▶ WHAT THE TASK ASKS:
List each line of the data that holds the string "subtitle", please.
** START OF DATA IN THIS EXERCISE **
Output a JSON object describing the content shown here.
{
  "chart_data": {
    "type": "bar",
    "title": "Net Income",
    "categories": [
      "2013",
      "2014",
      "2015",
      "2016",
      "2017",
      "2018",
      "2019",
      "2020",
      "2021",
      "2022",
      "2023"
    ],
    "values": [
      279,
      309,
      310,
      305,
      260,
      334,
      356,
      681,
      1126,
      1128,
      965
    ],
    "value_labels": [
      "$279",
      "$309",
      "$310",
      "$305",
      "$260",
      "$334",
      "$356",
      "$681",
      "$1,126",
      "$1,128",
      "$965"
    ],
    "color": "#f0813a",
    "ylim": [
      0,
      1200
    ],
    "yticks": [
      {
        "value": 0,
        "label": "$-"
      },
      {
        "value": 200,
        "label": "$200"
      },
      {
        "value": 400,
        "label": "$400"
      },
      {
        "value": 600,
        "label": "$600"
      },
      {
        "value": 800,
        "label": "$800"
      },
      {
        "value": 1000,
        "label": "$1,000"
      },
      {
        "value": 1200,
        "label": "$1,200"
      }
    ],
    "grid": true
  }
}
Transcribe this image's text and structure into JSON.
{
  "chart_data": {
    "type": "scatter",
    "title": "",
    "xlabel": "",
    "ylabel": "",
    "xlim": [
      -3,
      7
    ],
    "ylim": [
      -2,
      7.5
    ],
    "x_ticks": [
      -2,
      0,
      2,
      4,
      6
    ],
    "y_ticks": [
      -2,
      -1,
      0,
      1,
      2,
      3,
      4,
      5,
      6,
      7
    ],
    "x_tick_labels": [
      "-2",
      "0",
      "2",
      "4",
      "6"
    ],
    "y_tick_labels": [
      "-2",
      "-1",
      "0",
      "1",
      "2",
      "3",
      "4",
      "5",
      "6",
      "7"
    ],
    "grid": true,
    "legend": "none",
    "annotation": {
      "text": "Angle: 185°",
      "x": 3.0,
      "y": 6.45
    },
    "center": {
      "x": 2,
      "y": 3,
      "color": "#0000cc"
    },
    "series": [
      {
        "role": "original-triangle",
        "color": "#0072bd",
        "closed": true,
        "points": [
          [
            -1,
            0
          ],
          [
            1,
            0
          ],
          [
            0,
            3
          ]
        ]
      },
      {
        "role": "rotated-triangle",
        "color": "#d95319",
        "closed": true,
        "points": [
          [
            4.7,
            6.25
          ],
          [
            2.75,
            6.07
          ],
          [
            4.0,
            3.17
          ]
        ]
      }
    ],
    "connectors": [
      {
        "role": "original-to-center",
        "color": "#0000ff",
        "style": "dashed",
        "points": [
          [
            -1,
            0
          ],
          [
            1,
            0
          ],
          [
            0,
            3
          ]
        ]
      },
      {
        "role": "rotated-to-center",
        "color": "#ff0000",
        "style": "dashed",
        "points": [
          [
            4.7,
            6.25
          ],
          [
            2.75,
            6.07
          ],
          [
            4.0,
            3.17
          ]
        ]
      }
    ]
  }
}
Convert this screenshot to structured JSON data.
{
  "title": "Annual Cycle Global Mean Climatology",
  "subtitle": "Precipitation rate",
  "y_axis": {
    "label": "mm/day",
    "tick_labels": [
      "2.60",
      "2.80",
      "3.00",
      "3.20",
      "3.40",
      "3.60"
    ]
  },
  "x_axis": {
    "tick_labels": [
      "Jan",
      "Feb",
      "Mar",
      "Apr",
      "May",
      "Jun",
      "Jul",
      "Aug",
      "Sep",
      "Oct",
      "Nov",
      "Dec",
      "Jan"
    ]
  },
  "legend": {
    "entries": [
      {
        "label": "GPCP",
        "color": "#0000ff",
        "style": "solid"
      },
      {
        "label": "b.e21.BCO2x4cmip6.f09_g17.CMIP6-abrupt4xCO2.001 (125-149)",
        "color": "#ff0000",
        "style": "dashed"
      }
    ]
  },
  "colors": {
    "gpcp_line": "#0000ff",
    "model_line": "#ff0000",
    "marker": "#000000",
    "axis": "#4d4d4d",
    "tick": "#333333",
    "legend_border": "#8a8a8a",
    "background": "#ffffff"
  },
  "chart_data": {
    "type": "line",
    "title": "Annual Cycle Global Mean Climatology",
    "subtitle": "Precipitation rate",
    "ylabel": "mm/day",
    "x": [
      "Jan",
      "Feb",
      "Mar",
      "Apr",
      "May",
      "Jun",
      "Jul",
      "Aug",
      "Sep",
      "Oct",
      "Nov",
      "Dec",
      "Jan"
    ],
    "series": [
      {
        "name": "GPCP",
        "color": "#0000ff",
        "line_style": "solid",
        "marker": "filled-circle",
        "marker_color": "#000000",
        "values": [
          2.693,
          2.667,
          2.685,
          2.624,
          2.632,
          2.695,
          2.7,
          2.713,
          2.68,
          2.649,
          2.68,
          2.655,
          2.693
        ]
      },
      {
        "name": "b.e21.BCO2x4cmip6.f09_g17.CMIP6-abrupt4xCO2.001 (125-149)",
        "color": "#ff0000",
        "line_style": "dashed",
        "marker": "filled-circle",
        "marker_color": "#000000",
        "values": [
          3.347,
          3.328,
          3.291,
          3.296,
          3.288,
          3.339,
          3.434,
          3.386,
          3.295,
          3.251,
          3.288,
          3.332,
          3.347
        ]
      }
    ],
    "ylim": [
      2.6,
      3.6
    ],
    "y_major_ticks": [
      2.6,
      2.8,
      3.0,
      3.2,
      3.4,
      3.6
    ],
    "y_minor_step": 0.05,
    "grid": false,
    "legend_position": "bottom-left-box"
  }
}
** END OF DATA IN THIS EXERCISE **
▶ SOLUTION:
  "subtitle": "Precipitation rate",
    "subtitle": "Precipitation rate",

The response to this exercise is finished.